- [EXERCISE BRIEF]: Set down each record exactly as written.

- [RECORDS PROVIDED]:
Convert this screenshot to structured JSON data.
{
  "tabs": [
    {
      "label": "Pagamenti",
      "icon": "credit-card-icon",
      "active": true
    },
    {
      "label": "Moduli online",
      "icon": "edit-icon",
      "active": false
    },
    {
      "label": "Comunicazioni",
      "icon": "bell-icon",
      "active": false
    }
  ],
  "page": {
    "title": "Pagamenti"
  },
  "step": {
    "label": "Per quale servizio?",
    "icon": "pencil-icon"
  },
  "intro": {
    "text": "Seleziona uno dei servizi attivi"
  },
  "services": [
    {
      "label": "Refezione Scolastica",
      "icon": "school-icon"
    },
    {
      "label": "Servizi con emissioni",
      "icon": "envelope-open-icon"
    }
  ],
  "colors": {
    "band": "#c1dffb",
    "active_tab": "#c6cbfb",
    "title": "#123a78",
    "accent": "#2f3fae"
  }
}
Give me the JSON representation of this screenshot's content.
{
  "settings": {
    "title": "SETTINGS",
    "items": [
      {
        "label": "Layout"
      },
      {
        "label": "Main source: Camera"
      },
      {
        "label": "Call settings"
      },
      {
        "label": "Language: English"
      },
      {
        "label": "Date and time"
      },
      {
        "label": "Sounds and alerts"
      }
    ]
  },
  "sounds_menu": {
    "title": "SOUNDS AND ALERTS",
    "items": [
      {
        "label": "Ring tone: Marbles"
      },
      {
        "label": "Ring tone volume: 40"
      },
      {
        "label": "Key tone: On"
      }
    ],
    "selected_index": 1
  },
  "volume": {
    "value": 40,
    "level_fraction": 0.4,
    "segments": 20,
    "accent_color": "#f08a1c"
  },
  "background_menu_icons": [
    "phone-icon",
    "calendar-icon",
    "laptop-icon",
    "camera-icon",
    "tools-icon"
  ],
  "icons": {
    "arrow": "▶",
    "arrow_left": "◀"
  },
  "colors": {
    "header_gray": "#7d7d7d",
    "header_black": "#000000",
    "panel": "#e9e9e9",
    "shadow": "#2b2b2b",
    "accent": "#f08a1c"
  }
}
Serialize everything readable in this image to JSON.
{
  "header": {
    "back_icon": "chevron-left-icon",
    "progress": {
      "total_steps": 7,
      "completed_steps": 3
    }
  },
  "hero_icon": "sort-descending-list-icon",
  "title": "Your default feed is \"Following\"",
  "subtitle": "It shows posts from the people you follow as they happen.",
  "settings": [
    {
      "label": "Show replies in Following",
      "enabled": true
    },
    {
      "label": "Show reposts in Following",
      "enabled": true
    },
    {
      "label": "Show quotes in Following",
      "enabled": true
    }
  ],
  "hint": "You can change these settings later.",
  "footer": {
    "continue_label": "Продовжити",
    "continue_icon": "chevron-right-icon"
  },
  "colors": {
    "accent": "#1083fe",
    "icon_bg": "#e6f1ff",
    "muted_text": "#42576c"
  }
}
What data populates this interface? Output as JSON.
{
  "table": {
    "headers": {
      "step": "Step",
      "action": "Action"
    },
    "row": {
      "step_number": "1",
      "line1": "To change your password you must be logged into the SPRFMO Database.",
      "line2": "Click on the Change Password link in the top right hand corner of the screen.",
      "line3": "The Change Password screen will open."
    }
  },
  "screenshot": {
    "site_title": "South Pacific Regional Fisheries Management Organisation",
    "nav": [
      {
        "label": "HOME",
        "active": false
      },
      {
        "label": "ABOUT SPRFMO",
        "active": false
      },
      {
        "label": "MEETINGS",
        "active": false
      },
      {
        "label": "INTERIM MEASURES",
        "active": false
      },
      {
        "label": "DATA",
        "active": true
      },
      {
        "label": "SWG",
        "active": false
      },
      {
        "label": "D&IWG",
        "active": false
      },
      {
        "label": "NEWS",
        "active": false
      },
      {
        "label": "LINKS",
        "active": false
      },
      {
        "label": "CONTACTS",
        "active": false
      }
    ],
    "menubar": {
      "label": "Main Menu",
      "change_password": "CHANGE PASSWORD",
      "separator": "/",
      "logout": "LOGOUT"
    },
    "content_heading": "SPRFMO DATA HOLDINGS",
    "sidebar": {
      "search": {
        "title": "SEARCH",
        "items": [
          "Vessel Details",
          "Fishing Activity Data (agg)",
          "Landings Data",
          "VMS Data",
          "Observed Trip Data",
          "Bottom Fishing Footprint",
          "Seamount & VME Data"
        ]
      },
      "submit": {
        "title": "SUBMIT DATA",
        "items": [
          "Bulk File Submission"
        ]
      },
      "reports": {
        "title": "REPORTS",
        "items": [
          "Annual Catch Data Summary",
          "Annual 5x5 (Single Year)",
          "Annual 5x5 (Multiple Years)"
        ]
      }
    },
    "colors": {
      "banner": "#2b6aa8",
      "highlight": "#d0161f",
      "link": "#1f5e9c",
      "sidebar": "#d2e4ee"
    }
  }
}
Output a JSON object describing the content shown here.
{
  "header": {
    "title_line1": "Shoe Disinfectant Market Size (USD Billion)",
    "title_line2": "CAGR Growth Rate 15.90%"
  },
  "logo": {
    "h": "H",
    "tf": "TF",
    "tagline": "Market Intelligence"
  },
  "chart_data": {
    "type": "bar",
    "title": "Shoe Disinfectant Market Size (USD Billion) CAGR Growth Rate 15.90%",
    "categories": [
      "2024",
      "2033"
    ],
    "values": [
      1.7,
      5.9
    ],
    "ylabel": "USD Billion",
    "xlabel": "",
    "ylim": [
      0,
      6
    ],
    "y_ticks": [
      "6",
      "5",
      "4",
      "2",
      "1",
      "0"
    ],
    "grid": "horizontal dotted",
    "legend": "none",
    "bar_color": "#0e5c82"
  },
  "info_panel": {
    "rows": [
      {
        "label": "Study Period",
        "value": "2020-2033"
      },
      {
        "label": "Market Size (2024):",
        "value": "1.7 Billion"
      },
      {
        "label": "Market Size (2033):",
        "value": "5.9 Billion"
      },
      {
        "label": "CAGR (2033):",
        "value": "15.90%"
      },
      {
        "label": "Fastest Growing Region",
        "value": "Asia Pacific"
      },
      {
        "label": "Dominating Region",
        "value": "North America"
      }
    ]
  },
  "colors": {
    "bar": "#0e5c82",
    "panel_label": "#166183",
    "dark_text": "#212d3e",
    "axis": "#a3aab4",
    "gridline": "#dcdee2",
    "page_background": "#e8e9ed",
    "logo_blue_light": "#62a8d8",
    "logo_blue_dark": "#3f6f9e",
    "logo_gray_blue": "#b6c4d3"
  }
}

- [RESULT BELOW]:
Convert this screenshot to structured JSON data.
{
  "tabs": [
    {
      "label": "Pagamenti",
      "icon": "credit-card-icon",
      "active": true
    },
    {
      "label": "Moduli online",
      "icon": "edit-icon",
      "active": false
    },
    {
      "label": "Comunicazioni",
      "icon": "bell-icon",
      "active": false
    }
  ],
  "page": {
    "title": "Pagamenti"
  },
  "step": {
    "label": "Per quale servizio?",
    "icon": "pencil-icon"
  },
  "intro": {
    "text": "Seleziona uno dei servizi attivi"
  },
  "services": [
    {
      "label": "Refezione Scolastica",
      "icon": "school-icon"
    },
    {
      "label": "Servizi con emissioni",
      "icon": "envelope-open-icon"
    }
  ],
  "colors": {
    "band": "#c1dffb",
    "active_tab": "#c6cbfb",
    "title": "#123a78",
    "accent": "#2f3fae"
  }
}
Give me the JSON representation of this screenshot's content.
{
  "settings": {
    "title": "SETTINGS",
    "items": [
      {
        "label": "Layout"
      },
      {
        "label": "Main source: Camera"
      },
      {
        "label": "Call settings"
      },
      {
        "label": "Language: English"
      },
      {
        "label": "Date and time"
      },
      {
        "label": "Sounds and alerts"
      }
    ]
  },
  "sounds_menu": {
    "title": "SOUNDS AND ALERTS",
    "items": [
      {
        "label": "Ring tone: Marbles"
      },
      {
        "label": "Ring tone volume: 40"
      },
      {
        "label": "Key tone: On"
      }
    ],
    "selected_index": 1
  },
  "volume": {
    "value": 40,
    "level_fraction": 0.4,
    "segments": 20,
    "accent_color": "#f08a1c"
  },
  "background_menu_icons": [
    "phone-icon",
    "calendar-icon",
    "laptop-icon",
    "camera-icon",
    "tools-icon"
  ],
  "icons": {
    "arrow": "▶",
    "arrow_left": "◀"
  },
  "colors": {
    "header_gray": "#7d7d7d",
    "header_black": "#000000",
    "panel": "#e9e9e9",
    "shadow": "#2b2b2b",
    "accent": "#f08a1c"
  }
}
Serialize everything readable in this image to JSON.
{
  "header": {
    "back_icon": "chevron-left-icon",
    "progress": {
      "total_steps": 7,
      "completed_steps": 3
    }
  },
  "hero_icon": "sort-descending-list-icon",
  "title": "Your default feed is \"Following\"",
  "subtitle": "It shows posts from the people you follow as they happen.",
  "settings": [
    {
      "label": "Show replies in Following",
      "enabled": true
    },
    {
      "label": "Show reposts in Following",
      "enabled": true
    },
    {
      "label": "Show quotes in Following",
      "enabled": true
    }
  ],
  "hint": "You can change these settings later.",
  "footer": {
    "continue_label": "Продовжити",
    "continue_icon": "chevron-right-icon"
  },
  "colors": {
    "accent": "#1083fe",
    "icon_bg": "#e6f1ff",
    "muted_text": "#42576c"
  }
}
What data populates this interface? Output as JSON.
{
  "table": {
    "headers": {
      "step": "Step",
      "action": "Action"
    },
    "row": {
      "step_number": "1",
      "line1": "To change your password you must be logged into the SPRFMO Database.",
      "line2": "Click on the Change Password link in the top right hand corner of the screen.",
      "line3": "The Change Password screen will open."
    }
  },
  "screenshot": {
    "site_title": "South Pacific Regional Fisheries Management Organisation",
    "nav": [
      {
        "label": "HOME",
        "active": false
      },
      {
        "label": "ABOUT SPRFMO",
        "active": false
      },
      {
        "label": "MEETINGS",
        "active": false
      },
      {
        "label": "INTERIM MEASURES",
        "active": false
      },
      {
        "label": "DATA",
        "active": true
      },
      {
        "label": "SWG",
        "active": false
      },
      {
        "label": "D&IWG",
        "active": false
      },
      {
        "label": "NEWS",
        "active": false
      },
      {
        "label": "LINKS",
        "active": false
      },
      {
        "label": "CONTACTS",
        "active": false
      }
    ],
    "menubar": {
      "label": "Main Menu",
      "change_password": "CHANGE PASSWORD",
      "separator": "/",
      "logout": "LOGOUT"
    },
    "content_heading": "SPRFMO DATA HOLDINGS",
    "sidebar": {
      "search": {
        "title": "SEARCH",
        "items": [
          "Vessel Details",
          "Fishing Activity Data (agg)",
          "Landings Data",
          "VMS Data",
          "Observed Trip Data",
          "Bottom Fishing Footprint",
          "Seamount & VME Data"
        ]
      },
      "submit": {
        "title": "SUBMIT DATA",
        "items": [
          "Bulk File Submission"
        ]
      },
      "reports": {
        "title": "REPORTS",
        "items": [
          "Annual Catch Data Summary",
          "Annual 5x5 (Single Year)",
          "Annual 5x5 (Multiple Years)"
        ]
      }
    },
    "colors": {
      "banner": "#2b6aa8",
      "highlight": "#d0161f",
      "link": "#1f5e9c",
      "sidebar": "#d2e4ee"
    }
  }
}
Output a JSON object describing the content shown here.
{
  "header": {
    "title_line1": "Shoe Disinfectant Market Size (USD Billion)",
    "title_line2": "CAGR Growth Rate 15.90%"
  },
  "logo": {
    "h": "H",
    "tf": "TF",
    "tagline": "Market Intelligence"
  },
  "chart_data": {
    "type": "bar",
    "title": "Shoe Disinfectant Market Size (USD Billion) CAGR Growth Rate 15.90%",
    "categories": [
      "2024",
      "2033"
    ],
    "values": [
      1.7,
      5.9
    ],
    "ylabel": "USD Billion",
    "xlabel": "",
    "ylim": [
      0,
      6
    ],
    "y_ticks": [
      "6",
      "5",
      "4",
      "2",
      "1",
      "0"
    ],
    "grid": "horizontal dotted",
    "legend": "none",
    "bar_color": "#0e5c82"
  },
  "info_panel": {
    "rows": [
      {
        "label": "Study Period",
        "value": "2020-2033"
      },
      {
        "label": "Market Size (2024):",
        "value": "1.7 Billion"
      },
      {
        "label": "Market Size (2033):",
        "value": "5.9 Billion"
      },
      {
        "label": "CAGR (2033):",
        "value": "15.90%"
      },
      {
        "label": "Fastest Growing Region",
        "value": "Asia Pacific"
      },
      {
        "label": "Dominating Region",
        "value": "North America"
      }
    ]
  },
  "colors": {
    "bar": "#0e5c82",
    "panel_label": "#166183",
    "dark_text": "#212d3e",
    "axis": "#a3aab4",
    "gridline": "#dcdee2",
    "page_background": "#e8e9ed",
    "logo_blue_light": "#62a8d8",
    "logo_blue_dark": "#3f6f9e",
    "logo_gray_blue": "#b6c4d3"
  }
}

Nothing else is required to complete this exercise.